-- Opening Marker --
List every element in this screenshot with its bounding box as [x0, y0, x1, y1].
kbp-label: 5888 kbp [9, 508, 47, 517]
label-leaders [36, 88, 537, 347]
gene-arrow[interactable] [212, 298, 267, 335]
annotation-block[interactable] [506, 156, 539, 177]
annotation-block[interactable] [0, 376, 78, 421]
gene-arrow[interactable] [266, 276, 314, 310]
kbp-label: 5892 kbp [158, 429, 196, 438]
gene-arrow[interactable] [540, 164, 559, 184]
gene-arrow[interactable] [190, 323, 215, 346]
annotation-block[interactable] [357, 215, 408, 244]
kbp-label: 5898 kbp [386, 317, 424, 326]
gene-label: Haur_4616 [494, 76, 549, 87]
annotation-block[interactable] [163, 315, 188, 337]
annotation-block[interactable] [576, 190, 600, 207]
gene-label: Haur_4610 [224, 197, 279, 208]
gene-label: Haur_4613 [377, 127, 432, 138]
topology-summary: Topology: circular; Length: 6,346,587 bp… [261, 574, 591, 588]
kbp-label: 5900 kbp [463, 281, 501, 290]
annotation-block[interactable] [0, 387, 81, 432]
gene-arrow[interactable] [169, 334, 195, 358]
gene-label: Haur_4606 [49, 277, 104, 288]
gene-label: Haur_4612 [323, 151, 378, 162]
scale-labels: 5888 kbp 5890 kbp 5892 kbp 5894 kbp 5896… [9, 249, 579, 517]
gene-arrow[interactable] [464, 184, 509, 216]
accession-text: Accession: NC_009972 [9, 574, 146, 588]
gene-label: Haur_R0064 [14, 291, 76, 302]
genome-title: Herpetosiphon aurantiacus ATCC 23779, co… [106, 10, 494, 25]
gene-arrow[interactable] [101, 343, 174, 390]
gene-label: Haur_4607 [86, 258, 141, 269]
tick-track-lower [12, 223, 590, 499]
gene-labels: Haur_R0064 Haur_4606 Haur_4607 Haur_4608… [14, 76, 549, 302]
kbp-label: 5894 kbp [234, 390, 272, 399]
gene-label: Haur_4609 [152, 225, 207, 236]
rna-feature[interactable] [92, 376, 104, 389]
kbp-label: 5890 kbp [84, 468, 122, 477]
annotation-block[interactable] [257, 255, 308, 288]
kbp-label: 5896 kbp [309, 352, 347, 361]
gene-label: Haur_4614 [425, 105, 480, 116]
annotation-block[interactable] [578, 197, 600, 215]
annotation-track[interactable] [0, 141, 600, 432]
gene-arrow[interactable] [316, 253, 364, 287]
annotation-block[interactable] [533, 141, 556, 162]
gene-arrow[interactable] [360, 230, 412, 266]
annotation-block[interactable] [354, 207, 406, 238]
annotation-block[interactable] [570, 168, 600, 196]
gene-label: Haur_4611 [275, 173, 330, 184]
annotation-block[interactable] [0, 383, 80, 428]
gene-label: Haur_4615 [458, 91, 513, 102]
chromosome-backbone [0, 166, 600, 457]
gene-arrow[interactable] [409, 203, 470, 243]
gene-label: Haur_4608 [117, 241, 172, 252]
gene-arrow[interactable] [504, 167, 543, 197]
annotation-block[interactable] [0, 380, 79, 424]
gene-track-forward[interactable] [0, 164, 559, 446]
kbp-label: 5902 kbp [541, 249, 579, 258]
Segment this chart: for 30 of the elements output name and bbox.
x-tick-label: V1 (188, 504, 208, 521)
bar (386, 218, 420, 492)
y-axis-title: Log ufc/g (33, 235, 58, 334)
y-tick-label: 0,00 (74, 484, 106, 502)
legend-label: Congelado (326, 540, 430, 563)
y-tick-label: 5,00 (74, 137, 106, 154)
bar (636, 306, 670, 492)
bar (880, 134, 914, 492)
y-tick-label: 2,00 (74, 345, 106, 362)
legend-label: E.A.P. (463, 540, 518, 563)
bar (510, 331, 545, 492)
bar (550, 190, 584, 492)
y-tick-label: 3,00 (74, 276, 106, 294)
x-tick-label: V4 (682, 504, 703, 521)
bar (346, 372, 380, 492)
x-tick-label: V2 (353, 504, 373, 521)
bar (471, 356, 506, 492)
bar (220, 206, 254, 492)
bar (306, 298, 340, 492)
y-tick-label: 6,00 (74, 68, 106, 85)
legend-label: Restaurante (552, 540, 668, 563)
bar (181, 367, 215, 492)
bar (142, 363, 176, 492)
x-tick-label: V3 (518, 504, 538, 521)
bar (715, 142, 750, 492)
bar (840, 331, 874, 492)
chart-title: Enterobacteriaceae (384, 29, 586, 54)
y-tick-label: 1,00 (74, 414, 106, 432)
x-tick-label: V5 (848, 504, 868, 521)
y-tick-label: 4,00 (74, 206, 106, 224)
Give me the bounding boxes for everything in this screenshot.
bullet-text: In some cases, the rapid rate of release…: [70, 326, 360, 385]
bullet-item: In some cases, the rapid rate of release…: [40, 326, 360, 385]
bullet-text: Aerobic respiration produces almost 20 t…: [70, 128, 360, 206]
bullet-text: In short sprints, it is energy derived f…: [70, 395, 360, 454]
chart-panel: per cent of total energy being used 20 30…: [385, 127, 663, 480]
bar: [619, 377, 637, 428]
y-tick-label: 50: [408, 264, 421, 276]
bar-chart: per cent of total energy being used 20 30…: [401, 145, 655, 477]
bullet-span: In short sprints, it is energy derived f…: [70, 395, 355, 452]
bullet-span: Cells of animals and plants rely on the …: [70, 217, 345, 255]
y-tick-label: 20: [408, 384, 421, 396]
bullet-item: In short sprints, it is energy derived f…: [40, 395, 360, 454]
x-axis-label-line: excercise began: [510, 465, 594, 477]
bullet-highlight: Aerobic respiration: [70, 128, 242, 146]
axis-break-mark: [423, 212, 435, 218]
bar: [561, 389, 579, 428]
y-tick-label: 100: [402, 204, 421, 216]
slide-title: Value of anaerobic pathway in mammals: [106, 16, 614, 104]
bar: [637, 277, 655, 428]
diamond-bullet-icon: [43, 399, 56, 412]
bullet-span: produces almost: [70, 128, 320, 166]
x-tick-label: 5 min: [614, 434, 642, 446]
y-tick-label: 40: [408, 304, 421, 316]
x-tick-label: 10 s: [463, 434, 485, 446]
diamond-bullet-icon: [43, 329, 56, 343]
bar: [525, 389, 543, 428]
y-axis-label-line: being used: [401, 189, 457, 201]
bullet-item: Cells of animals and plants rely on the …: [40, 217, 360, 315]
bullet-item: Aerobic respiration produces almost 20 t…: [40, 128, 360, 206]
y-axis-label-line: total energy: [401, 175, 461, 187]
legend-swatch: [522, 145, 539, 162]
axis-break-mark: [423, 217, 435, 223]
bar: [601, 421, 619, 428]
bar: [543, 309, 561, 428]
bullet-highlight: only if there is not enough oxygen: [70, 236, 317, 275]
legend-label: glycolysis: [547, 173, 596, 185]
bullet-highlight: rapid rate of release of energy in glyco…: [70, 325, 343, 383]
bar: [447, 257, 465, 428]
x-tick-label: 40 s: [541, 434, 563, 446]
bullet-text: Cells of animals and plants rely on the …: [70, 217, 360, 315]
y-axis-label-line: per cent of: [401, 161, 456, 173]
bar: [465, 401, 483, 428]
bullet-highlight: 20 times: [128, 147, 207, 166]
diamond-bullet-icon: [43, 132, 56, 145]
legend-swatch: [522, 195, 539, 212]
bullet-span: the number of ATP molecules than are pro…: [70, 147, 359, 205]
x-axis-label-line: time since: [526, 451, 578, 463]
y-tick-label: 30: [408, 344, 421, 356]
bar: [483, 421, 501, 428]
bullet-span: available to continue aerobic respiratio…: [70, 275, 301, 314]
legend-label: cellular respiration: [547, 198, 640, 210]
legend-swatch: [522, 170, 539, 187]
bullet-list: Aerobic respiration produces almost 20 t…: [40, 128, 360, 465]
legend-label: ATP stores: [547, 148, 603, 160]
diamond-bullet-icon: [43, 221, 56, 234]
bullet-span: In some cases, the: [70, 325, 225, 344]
-- Closing Marker --
▸ EXERCISE GOAL
Which lines of the data above contain the string "bounding"? Copy each of them.

▸ PROBLEM SOLUTION
List every element in this screenshot with its bounding box as [x0, y0, x1, y1].
Give me the bounding boxes for everything in this screenshot.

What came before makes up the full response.